--- Start INFORMATION SHOWN ---
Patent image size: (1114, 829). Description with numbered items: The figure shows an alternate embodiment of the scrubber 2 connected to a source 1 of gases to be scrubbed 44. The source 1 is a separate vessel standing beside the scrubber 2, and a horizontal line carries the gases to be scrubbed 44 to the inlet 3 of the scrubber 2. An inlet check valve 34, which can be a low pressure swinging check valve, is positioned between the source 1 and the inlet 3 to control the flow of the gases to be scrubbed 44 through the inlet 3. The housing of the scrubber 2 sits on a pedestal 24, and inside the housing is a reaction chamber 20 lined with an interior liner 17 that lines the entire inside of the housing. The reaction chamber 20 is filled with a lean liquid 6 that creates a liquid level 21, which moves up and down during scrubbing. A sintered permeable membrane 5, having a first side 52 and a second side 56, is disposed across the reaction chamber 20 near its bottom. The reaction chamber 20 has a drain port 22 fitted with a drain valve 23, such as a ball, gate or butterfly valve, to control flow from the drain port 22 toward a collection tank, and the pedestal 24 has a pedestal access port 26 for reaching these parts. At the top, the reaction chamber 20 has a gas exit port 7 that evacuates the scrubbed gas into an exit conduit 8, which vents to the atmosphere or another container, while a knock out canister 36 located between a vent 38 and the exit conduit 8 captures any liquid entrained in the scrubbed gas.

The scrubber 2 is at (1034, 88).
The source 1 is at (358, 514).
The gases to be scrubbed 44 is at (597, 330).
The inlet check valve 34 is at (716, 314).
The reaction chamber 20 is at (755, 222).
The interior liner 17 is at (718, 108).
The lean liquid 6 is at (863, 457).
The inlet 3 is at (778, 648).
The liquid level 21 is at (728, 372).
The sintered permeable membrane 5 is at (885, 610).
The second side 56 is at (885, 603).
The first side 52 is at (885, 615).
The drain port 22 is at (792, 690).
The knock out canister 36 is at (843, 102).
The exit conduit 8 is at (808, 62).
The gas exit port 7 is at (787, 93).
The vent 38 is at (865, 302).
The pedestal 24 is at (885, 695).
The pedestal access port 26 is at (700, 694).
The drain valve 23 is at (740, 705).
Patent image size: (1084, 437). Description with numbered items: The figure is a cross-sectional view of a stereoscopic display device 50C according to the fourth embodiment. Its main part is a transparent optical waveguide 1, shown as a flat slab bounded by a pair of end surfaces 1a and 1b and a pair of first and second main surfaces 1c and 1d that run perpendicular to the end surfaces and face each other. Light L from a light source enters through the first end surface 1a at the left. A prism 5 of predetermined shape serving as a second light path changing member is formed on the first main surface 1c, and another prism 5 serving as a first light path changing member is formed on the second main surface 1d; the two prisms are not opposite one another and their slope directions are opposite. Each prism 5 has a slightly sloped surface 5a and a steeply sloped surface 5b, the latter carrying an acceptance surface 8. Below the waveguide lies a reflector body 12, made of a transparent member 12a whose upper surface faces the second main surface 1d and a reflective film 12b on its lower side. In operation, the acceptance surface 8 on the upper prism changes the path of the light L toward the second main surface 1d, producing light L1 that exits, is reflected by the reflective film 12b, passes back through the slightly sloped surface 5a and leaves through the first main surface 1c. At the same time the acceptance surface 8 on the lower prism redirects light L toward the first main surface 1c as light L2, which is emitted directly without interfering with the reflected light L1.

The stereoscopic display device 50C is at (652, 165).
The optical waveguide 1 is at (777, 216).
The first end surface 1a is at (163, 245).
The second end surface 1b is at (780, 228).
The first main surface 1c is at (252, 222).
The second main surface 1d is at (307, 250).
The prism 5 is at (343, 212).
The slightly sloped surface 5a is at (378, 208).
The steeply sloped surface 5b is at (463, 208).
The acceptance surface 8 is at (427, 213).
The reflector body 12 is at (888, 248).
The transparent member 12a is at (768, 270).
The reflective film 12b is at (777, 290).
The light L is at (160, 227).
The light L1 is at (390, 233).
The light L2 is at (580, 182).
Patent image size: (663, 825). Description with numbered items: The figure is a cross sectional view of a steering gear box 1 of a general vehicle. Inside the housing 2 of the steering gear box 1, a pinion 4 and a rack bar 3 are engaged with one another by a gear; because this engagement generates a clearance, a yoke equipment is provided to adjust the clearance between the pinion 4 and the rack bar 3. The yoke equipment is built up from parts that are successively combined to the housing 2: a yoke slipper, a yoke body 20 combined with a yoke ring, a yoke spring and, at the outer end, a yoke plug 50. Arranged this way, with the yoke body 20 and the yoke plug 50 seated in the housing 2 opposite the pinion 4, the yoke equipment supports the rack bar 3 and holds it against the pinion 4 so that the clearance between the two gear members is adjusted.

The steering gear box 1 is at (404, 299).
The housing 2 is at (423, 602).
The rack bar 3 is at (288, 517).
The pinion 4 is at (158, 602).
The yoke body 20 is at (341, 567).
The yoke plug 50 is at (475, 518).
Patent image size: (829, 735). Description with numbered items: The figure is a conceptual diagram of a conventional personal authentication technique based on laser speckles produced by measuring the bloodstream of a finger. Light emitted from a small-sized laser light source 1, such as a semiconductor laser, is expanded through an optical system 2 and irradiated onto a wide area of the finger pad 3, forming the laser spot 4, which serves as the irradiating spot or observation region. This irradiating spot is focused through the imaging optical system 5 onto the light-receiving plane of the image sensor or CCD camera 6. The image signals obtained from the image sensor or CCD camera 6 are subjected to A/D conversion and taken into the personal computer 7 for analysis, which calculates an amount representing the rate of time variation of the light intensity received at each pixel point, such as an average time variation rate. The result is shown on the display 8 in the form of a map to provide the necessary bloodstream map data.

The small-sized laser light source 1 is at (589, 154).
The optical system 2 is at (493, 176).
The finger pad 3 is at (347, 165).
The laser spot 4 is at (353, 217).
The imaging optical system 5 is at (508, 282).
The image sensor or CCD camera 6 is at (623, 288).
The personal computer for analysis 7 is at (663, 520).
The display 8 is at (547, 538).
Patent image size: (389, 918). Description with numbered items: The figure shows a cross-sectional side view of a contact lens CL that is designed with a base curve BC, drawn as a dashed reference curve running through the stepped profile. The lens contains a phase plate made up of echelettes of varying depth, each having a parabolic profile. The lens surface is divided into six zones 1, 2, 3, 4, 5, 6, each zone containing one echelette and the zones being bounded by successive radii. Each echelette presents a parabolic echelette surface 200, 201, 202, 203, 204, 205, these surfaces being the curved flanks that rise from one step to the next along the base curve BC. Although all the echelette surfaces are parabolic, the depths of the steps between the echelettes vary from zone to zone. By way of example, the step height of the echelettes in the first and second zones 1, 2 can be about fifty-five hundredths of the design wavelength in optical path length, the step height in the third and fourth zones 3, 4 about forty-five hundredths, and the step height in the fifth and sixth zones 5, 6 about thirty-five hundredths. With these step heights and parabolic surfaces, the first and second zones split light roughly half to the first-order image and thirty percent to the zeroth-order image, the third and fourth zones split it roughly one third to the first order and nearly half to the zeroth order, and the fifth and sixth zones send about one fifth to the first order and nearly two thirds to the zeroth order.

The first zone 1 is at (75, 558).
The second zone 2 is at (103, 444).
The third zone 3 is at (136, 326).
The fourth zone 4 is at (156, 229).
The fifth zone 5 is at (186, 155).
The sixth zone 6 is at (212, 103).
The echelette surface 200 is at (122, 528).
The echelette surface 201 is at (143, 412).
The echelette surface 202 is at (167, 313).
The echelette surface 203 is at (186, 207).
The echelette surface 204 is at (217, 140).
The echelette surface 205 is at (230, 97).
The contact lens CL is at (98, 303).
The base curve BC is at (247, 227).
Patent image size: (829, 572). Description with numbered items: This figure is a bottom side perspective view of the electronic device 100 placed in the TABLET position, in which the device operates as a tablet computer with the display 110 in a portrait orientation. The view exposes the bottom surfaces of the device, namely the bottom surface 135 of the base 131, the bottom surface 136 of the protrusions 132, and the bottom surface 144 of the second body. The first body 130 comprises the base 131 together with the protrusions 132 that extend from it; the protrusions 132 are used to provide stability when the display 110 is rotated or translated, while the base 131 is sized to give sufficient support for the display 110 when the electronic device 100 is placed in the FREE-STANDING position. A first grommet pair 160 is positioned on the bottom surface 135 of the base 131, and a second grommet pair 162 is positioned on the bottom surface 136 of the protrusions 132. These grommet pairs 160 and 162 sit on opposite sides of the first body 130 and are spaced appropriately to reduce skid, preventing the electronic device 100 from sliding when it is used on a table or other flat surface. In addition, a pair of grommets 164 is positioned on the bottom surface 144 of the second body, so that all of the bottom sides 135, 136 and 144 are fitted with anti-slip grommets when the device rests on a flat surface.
--- End INFORMATION SHOWN ---
■ PROMPT ■
Format the material between the line holding "Patent image size: (663, 825)." and the line holding "The yoke plug 50 is at (475, 518).", inclusive, as a two-column CSV with the header description,positions, giving one row per description and its position lines. Put each in a single quoted field and turn line breaks into spaces.

■ TASK SOLUTION ■
description,positions
"Patent image size: (663, 825). Description with numbered items: The figure is a cross sectional view of a steering gear box 1 of a general vehicle. Inside the housing 2 of the steering gear box 1, a pinion 4 and a rack bar 3 are engaged with one another by a gear; because this engagement generates a clearance, a yoke equipment is provided to adjust the clearance between the pinion 4 and the rack bar 3. The yoke equipment is built up from parts that are successively combined to the housing 2: a yoke slipper, a yoke body 20 combined with a yoke ring, a yoke spring and, at the outer end, a yoke plug 50. Arranged this way, with the yoke body 20 and the yoke plug 50 seated in the housing 2 opposite the pinion 4, the yoke equipment supports the rack bar 3 and holds it against the pinion 4 so that the clearance between the two gear members is adjusted.","The steering gear box 1 is at (404, 299). The housing 2 is at (423, 602). The rack bar 3 is at (288, 517). The pinion 4 is at (158, 602). The yoke body 20 is at (341, 567). The yoke plug 50 is at (475, 518)."